• TASK GOAL
Tally up how many lines in the listing below contain the string "title", and give only the total.

Records from a data source:
§ §
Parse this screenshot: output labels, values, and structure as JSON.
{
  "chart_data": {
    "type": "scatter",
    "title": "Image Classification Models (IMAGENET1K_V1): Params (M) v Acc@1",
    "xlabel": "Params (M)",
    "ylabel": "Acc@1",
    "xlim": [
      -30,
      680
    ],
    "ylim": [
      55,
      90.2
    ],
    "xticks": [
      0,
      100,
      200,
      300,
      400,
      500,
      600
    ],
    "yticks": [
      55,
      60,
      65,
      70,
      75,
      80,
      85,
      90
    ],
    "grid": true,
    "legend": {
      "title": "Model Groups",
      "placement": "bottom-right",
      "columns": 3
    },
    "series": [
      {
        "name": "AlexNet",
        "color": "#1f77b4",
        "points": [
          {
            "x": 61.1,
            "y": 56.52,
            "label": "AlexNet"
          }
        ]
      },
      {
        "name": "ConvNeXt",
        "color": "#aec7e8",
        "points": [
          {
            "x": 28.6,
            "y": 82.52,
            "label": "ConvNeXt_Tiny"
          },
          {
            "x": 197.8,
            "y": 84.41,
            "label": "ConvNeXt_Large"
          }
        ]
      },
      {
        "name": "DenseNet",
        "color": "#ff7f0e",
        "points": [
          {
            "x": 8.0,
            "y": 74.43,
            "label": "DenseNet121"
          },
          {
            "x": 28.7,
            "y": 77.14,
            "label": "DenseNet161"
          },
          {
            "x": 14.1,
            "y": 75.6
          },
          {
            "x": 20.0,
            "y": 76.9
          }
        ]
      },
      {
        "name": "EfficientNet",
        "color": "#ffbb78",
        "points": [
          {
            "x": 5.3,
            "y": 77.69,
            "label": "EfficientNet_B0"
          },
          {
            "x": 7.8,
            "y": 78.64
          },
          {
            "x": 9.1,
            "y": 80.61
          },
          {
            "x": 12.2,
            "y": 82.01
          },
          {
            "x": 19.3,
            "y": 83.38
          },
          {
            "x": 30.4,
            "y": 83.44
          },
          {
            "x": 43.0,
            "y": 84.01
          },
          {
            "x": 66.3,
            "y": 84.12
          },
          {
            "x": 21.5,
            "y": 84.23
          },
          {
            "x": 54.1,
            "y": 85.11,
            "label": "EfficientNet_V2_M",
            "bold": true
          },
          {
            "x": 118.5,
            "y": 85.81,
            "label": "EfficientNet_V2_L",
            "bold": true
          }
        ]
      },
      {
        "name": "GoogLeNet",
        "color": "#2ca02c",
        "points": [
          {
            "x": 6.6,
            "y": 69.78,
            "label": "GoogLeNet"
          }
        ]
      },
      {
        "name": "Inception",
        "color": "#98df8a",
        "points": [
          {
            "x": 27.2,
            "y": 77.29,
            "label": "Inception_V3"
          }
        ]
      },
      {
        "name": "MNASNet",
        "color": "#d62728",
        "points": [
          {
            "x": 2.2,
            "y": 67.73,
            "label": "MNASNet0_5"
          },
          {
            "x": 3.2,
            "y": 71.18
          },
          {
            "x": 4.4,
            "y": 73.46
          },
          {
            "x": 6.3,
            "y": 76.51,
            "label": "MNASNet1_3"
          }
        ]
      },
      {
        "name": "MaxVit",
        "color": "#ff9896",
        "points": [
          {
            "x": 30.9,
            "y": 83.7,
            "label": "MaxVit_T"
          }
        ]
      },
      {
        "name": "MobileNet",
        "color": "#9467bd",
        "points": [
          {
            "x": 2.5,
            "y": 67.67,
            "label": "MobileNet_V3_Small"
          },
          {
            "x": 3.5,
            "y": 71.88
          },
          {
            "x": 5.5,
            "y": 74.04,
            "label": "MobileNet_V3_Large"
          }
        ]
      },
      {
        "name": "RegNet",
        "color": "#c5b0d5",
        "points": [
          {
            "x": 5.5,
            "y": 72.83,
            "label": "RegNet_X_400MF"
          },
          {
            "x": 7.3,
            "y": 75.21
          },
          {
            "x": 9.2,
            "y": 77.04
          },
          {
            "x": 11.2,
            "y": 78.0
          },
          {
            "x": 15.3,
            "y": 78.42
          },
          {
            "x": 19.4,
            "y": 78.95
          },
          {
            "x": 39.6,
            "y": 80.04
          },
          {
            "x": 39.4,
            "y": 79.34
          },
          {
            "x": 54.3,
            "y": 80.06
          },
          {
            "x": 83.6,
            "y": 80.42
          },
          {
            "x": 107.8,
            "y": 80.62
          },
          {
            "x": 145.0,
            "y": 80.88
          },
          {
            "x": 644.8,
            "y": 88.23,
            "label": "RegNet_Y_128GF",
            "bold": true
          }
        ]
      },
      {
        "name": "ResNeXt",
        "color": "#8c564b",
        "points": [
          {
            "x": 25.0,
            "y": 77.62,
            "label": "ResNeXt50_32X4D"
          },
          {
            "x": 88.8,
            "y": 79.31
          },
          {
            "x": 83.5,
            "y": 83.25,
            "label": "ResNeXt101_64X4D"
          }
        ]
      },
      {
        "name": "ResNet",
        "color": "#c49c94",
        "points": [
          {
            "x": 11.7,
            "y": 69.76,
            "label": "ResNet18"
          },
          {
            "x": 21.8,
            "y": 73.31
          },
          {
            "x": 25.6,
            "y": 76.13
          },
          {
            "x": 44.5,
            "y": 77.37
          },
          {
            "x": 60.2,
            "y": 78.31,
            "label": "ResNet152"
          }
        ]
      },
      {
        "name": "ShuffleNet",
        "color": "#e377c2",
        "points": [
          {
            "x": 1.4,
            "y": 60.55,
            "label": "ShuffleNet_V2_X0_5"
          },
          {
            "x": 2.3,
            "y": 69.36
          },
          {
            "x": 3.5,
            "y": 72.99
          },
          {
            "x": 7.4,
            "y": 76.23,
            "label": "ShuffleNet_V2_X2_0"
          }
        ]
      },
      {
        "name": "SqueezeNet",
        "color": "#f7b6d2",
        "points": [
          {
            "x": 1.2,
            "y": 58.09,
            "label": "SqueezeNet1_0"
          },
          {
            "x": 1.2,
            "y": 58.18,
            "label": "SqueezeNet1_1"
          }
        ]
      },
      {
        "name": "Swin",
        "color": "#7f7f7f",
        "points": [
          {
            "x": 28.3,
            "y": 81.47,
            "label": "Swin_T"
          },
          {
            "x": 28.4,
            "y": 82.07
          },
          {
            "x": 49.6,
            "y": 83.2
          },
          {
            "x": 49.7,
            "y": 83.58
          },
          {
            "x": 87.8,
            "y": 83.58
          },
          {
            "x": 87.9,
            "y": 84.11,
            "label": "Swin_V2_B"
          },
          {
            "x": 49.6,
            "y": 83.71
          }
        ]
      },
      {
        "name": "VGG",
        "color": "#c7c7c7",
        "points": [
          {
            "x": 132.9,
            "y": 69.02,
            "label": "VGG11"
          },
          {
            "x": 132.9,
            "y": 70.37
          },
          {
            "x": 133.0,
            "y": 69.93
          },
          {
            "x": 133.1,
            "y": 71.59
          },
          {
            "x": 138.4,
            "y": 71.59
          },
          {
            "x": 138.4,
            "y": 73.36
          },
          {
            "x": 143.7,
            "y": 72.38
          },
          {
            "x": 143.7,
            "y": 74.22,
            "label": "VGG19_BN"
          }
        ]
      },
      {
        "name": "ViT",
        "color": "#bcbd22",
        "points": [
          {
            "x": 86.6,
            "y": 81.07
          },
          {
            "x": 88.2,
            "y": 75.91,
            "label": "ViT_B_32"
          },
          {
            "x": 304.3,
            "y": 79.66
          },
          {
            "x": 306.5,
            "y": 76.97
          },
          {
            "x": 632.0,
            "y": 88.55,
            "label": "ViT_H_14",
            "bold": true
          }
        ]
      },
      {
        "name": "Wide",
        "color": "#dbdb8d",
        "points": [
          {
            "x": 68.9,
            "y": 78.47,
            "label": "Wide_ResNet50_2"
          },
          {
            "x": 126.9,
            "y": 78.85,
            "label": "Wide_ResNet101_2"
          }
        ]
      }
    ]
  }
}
§ §
• EXPECTED ANSWER
2